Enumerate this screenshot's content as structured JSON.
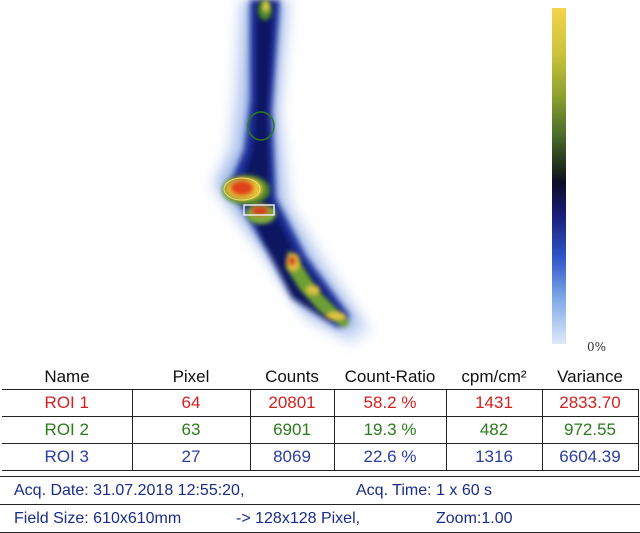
{
  "scale_label": "0%",
  "table": {
    "headers": [
      "Name",
      "Pixel",
      "Counts",
      "Count-Ratio",
      "cpm/cm²",
      "Variance"
    ],
    "rows": [
      {
        "name": "ROI  1",
        "pixel": "64",
        "counts": "20801",
        "ratio": "58.2 %",
        "cpm": "1431",
        "variance": "2833.70",
        "color": "#d42020"
      },
      {
        "name": "ROI  2",
        "pixel": "63",
        "counts": "6901",
        "ratio": "19.3 %",
        "cpm": "482",
        "variance": "972.55",
        "color": "#2b7a1c"
      },
      {
        "name": "ROI  3",
        "pixel": "27",
        "counts": "8069",
        "ratio": "22.6 %",
        "cpm": "1316",
        "variance": "6604.39",
        "color": "#2b3ea0"
      }
    ]
  },
  "info": {
    "acq_date_label": "Acq. Date: 31.07.2018  12:55:20,",
    "acq_time_label": "Acq. Time: 1 x 60 s",
    "field_size_label": "Field Size:  610x610mm",
    "pixel_label": "-> 128x128 Pixel,",
    "zoom_label": "Zoom:1.00"
  },
  "colors": {
    "roi1": "#d42020",
    "roi2": "#2b7a1c",
    "roi3": "#2b3ea0",
    "info_text": "#1a2c8a",
    "colorbar_top": "#f3d44a",
    "colorbar_mid": "#0d0d28",
    "colorbar_bottom": "#dfe9fa"
  }
}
++++++++++
# Brief
Copy the records above exactly. The pictures are not part of the copy.

# Task output
Enumerate this screenshot's content as structured JSON.
{
  "scale_label": "0%",
  "table": {
    "headers": [
      "Name",
      "Pixel",
      "Counts",
      "Count-Ratio",
      "cpm/cm²",
      "Variance"
    ],
    "rows": [
      {
        "name": "ROI  1",
        "pixel": "64",
        "counts": "20801",
        "ratio": "58.2 %",
        "cpm": "1431",
        "variance": "2833.70",
        "color": "#d42020"
      },
      {
        "name": "ROI  2",
        "pixel": "63",
        "counts": "6901",
        "ratio": "19.3 %",
        "cpm": "482",
        "variance": "972.55",
        "color": "#2b7a1c"
      },
      {
        "name": "ROI  3",
        "pixel": "27",
        "counts": "8069",
        "ratio": "22.6 %",
        "cpm": "1316",
        "variance": "6604.39",
        "color": "#2b3ea0"
      }
    ]
  },
  "info": {
    "acq_date_label": "Acq. Date: 31.07.2018  12:55:20,",
    "acq_time_label": "Acq. Time: 1 x 60 s",
    "field_size_label": "Field Size:  610x610mm",
    "pixel_label": "-> 128x128 Pixel,",
    "zoom_label": "Zoom:1.00"
  },
  "colors": {
    "roi1": "#d42020",
    "roi2": "#2b7a1c",
    "roi3": "#2b3ea0",
    "info_text": "#1a2c8a",
    "colorbar_top": "#f3d44a",
    "colorbar_mid": "#0d0d28",
    "colorbar_bottom": "#dfe9fa"
  }
}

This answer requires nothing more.